* PROVIDED TEXT
The Loan Estimate[6] would replace the existing “Good Faith Estimate” and the “early” Truth in Lending disclosure required under TILA. Under the proposed rule, the Loan Estimate is required to be provided to borrowers within three business days after they submit a loan application. Lenders may rely on a mortgage broker to provide the Loan Estimate to the borrower, but the lender remains liable to the borrower for the accuracy of the form. The Bureau has published sample forms for different types of closed-end mortgage products, including fixed-rate loans, interest only adjustable-rate loans, loan refinances, and loans with balloon payments and negative amortization.

The Bureau believes that the new three-page Loan Estimate “integrates at least seven pages of disclosures,” currently required under various federal laws. Additionally, in its release of the proposed rule and model form, the Bureau explains that the Loan Estimate addresses the following new disclosure requirements:

  • the total interest percentage under TILA section 128(a)(19), which was added by section 1419 of the Dodd-Frank Act;
  • the aggregate amount of loan charges and closing costs the consumer must pay at consummation under TILA section 128(a)(17), which was added by section 1419 of the Dodd-Frank Act;
  • for refinance transactions, the anti-deficiency protection notice under TILA section 129C(g)(3), which was added by section 1414(c) of the Dodd-Frank Act; and
  • the homeowner’s insurance disclosure in TILA section 106(c) and 1026.4(d)(2)(i), which is required to exclude homeowner’s insurance premiums from the finance charge

The Closing Disclosure

The Closing Disclosure[7] would replace the existing HUD-1 form and the revised Truth in Lending disclosure required under TILA. Under the proposed rule, the lender would be required to provide the borrower the Closing Disclosure at least three business days before the loan transaction closes. The Bureau has proposed that either the lender or a settlement agent be responsible for providing the Closing Disclosure to the borrower, but in either case, the lender would be liable for the accuracy of the form. As is the case for the Loan Estimate, the Bureau has published sample forms for different mortgage transaction scenarios, including closing on a fixed-rate loan, closing with funds from a simultaneous second-lien loan, closing on a refinance transaction, and closing on transactions with various changes in closing costs.

The Bureau believes that the new five-page Closing Disclosure “integrates at least nine pages” of new and existing disclosures under RESPA, TILA, and Dodd-Frank amendments to TILA. Additionally, in its release of the proposed rule and model form, the Bureau explains that the Closing Disclosure also addresses the following new disclosure requirements:

  • the total interest percentage under TILA section 128(a)(19), which was added by section 1419 of the Dodd-Frank Act;
  • the approximate amount of the wholesale rate of funds in connection with the loan under TILA section 128(a)(17), which was added by section 1419 of the Dodd-Frank Act; and
  • the aggregate amount of settlement charges for all settlement services provided in connection with the loan and the aggregate amount of other fees or required payments in connection with the loan under TILA section 128(a)(17), which was added by section 1419 of the Dodd-Frank Act.

* RECORDS SUPPLIED
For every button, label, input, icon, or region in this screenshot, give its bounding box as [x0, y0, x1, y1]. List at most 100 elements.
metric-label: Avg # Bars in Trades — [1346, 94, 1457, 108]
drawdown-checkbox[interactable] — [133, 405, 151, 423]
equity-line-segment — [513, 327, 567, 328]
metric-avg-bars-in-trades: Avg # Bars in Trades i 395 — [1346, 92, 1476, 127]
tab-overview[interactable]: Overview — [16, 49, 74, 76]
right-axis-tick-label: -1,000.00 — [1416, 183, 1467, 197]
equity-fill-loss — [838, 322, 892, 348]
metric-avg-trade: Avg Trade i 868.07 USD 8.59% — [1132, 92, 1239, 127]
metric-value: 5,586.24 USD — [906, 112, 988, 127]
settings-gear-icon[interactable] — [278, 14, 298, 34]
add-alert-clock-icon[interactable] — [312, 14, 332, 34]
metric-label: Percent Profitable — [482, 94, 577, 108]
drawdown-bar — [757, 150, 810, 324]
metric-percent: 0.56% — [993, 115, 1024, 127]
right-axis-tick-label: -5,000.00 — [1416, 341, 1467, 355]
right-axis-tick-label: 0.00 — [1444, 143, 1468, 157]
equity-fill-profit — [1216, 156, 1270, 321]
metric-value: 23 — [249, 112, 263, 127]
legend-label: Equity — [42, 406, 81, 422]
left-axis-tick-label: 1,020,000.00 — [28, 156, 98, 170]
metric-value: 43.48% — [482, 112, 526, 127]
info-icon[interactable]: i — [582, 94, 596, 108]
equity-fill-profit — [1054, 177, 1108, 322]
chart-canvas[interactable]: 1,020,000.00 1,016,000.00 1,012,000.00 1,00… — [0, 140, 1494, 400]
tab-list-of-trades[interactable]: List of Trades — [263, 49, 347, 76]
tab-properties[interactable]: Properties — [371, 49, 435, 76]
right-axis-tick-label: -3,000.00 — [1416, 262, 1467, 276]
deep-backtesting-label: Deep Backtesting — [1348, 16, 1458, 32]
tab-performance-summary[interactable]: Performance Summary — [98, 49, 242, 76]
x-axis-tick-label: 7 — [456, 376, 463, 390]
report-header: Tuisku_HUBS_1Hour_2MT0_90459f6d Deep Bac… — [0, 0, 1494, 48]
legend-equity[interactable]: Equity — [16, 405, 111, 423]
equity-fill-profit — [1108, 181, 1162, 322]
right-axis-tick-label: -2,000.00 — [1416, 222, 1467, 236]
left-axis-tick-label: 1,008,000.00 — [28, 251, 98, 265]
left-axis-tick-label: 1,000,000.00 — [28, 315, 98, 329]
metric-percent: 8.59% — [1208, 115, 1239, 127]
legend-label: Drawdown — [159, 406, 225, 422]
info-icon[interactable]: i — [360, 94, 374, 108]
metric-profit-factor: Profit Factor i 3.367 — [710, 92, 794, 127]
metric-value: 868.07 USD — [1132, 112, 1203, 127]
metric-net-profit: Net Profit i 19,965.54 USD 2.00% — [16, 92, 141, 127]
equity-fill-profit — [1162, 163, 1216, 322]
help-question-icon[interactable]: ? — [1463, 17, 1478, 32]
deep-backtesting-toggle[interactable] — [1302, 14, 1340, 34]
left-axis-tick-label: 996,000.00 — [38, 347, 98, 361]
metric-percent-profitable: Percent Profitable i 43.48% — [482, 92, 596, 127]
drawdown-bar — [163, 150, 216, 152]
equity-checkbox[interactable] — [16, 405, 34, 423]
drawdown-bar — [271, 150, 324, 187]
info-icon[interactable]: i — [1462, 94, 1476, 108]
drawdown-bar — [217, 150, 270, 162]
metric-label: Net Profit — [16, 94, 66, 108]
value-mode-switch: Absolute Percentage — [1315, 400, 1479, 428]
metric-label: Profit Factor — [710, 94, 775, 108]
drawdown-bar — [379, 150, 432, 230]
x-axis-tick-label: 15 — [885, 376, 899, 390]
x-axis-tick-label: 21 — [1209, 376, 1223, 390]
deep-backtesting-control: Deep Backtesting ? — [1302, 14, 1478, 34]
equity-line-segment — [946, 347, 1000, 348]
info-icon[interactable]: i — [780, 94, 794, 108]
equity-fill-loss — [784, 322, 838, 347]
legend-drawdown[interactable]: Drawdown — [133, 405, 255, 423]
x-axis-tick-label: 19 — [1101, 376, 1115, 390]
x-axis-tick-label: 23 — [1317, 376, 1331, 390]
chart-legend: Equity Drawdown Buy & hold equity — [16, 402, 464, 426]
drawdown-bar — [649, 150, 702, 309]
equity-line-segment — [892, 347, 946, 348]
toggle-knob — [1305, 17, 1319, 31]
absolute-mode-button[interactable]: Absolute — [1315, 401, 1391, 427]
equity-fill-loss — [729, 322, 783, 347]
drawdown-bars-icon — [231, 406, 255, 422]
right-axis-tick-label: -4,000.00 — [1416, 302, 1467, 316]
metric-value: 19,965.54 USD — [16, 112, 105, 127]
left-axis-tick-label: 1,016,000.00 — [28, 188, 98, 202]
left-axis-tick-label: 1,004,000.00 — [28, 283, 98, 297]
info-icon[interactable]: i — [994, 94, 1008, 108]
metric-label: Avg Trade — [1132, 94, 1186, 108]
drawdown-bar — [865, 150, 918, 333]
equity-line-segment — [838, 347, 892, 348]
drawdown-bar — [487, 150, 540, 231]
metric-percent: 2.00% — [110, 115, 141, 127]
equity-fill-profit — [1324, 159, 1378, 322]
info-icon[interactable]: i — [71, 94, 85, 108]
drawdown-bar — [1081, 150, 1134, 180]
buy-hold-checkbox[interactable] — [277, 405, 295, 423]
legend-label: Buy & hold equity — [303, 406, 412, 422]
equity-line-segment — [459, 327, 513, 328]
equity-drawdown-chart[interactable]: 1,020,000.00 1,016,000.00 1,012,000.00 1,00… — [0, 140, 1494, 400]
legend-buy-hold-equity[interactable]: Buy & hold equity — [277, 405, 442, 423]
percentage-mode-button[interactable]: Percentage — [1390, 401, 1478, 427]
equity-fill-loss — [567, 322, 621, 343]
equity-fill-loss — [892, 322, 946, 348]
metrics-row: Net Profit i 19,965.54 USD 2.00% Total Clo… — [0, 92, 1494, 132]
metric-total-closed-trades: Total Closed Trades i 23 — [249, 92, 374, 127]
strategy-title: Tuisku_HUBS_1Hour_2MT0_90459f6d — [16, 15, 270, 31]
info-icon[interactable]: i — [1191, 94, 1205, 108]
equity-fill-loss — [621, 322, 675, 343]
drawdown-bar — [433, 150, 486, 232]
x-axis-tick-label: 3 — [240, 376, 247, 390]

* PROBLEM STATEMENT
Answer these questions from the mortgage disclosure text.
(a) How soon after a borrower submits a loan application must the Loan Estimate be provided?
(b) Which existing HUD form would the Closing Disclosure replace?
(c) How many pages long is the new Closing Disclosure?
The material has no connection to the text.

* EXERCISE OUTPUT
(a) Within three business days after the application is submitted.
(b) The HUD-1 form.
(c) Five pages.